- [SECÇÃO DE TEXTO]:
• • • •

Começou o fim do milagre das pulseiras do equilíbrio. Prometendo ajudar as pessoas, as pulseiras não fazem nada e na Austrália a Power Balance foi obrigada a admiti-lo. "Admitimos que as nossas alegações sobre o artigo não têm base científica e que por isso incorremos numa conduta enganosa", diz a empresa em comunicado.
Segundo o físico Gaspar Barreira,"Tudo o que se diz sobre a pulseira em termos físicos é um chorrilho de asneiras, são palavras tiradas ao acaso. Não há maneira de fazer sentido". Pedro Nunes, bastonário da Ordem dos Médicos também mostrou a sua opinião quanto ao caso que em Novembro foi notícia em Espanha, "Hoje em dia vivemos numa sociedade em que qualquer um pode burlar os outros. Tudo é aceitável sem qualquer comprovação científica. Os produtos deviam ter uma comprovação da sua eficácia".

• • • •

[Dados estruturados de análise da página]

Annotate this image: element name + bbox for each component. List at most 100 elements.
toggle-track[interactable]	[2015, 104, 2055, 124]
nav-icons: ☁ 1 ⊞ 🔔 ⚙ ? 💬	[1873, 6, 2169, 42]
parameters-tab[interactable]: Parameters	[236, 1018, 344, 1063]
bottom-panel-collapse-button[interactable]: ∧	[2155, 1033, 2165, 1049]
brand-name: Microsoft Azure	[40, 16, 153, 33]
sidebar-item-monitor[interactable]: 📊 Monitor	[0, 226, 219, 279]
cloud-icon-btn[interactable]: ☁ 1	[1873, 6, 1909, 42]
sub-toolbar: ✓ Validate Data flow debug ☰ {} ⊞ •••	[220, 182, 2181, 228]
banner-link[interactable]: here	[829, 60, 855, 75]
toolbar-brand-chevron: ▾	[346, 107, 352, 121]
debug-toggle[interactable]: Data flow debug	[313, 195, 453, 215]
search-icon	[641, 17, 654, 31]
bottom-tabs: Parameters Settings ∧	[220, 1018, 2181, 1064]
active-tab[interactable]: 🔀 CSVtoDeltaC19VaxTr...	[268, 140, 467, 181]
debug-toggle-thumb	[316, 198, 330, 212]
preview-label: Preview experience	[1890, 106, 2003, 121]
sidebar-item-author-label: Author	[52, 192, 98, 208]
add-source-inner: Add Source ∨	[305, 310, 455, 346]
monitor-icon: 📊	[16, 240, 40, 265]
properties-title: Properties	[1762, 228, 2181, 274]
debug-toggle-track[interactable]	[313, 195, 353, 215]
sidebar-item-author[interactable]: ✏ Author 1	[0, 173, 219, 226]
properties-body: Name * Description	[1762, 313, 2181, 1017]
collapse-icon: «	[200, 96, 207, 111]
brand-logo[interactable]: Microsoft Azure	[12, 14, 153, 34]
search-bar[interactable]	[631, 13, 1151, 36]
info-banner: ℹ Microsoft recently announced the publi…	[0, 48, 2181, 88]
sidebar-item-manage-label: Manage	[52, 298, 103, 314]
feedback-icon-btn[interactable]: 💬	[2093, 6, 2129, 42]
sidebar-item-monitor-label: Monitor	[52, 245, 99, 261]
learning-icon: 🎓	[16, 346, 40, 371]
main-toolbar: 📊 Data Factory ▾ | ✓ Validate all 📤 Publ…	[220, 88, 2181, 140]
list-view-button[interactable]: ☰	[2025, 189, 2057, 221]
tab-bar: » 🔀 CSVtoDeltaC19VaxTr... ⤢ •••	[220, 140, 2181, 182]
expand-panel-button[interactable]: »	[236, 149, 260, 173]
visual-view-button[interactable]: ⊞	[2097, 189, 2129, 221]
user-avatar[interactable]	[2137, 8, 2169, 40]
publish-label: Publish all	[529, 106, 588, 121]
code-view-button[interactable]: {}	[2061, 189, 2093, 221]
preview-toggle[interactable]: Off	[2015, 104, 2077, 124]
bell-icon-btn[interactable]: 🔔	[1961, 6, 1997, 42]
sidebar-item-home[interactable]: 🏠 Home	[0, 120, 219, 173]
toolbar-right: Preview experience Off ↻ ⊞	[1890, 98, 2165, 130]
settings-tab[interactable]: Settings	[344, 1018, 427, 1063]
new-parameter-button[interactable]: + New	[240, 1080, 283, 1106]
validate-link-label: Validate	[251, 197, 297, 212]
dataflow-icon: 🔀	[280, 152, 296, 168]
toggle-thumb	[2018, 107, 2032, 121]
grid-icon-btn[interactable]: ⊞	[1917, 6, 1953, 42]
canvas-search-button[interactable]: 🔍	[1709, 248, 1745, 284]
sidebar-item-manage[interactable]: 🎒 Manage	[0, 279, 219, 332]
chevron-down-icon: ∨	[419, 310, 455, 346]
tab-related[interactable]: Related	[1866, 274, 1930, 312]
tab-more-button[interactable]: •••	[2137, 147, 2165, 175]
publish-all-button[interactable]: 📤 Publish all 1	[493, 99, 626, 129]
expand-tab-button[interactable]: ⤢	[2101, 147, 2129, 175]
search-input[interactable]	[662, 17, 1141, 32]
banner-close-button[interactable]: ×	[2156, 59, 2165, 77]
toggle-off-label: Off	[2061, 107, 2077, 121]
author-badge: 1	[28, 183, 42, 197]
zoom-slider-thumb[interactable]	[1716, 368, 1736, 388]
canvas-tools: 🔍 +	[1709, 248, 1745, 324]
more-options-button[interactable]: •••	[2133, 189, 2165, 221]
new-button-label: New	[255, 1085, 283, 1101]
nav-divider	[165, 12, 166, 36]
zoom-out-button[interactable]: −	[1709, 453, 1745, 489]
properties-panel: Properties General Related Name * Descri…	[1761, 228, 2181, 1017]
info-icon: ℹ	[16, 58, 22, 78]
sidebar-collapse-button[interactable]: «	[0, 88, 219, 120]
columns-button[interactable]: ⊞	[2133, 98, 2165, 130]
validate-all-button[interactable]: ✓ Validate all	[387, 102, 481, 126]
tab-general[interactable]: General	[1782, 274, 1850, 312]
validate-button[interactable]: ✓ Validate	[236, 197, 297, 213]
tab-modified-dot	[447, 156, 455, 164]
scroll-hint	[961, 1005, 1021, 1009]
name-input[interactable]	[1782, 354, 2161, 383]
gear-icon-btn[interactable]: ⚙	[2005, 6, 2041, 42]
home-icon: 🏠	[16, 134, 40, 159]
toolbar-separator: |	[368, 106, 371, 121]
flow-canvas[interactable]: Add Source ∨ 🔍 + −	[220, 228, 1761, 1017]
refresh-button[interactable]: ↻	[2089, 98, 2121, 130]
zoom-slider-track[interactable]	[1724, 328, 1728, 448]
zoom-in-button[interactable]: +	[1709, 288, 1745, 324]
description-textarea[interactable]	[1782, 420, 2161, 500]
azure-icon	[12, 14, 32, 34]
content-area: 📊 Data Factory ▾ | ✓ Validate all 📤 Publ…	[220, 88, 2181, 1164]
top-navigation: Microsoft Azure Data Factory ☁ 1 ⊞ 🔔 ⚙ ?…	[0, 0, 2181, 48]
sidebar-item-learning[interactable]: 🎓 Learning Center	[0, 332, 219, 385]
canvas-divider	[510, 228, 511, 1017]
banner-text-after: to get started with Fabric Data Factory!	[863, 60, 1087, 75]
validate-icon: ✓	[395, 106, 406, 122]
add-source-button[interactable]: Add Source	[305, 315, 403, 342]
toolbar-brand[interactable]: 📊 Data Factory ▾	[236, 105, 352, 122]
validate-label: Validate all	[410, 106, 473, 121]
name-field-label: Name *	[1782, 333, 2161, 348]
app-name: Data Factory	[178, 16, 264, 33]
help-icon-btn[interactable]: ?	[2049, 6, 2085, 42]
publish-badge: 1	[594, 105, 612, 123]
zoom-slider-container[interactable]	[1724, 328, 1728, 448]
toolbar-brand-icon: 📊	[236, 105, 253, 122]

• • • •

- [TAREFAS A EXECUTAR]:
1. Segundo o texto sobre as pulseiras do equilíbrio, em que país foi a Power Balance obrigada a admitir que as pulseiras não fazem nada?
2. Traduza para inglês a frase "Tudo é aceitável sem qualquer comprovação científica.", retirada do texto sobre as pulseiras do equilíbrio.
3. Reescreva o trecho do texto sobre as pulseiras do equilíbrio, começando em "Começou o fim" e terminando em "empresa em comunicado.", e troque "pulseiras" por "braceletes".
A listagem não desempenha qualquer papel aqui.

- [SOLUÇÕES DAS TAREFAS]:
1. Na Austrália.

2. Everything is acceptable without any scientific proof.

3.
Começou o fim do milagre das braceletes do equilíbrio. Prometendo ajudar as pessoas, as braceletes não fazem nada e na Austrália a Power Balance foi obrigada a admiti-lo. "Admitimos que as nossas alegações sobre o artigo não têm base científica e que por isso incorremos numa conduta enganosa", diz a empresa em comunicado.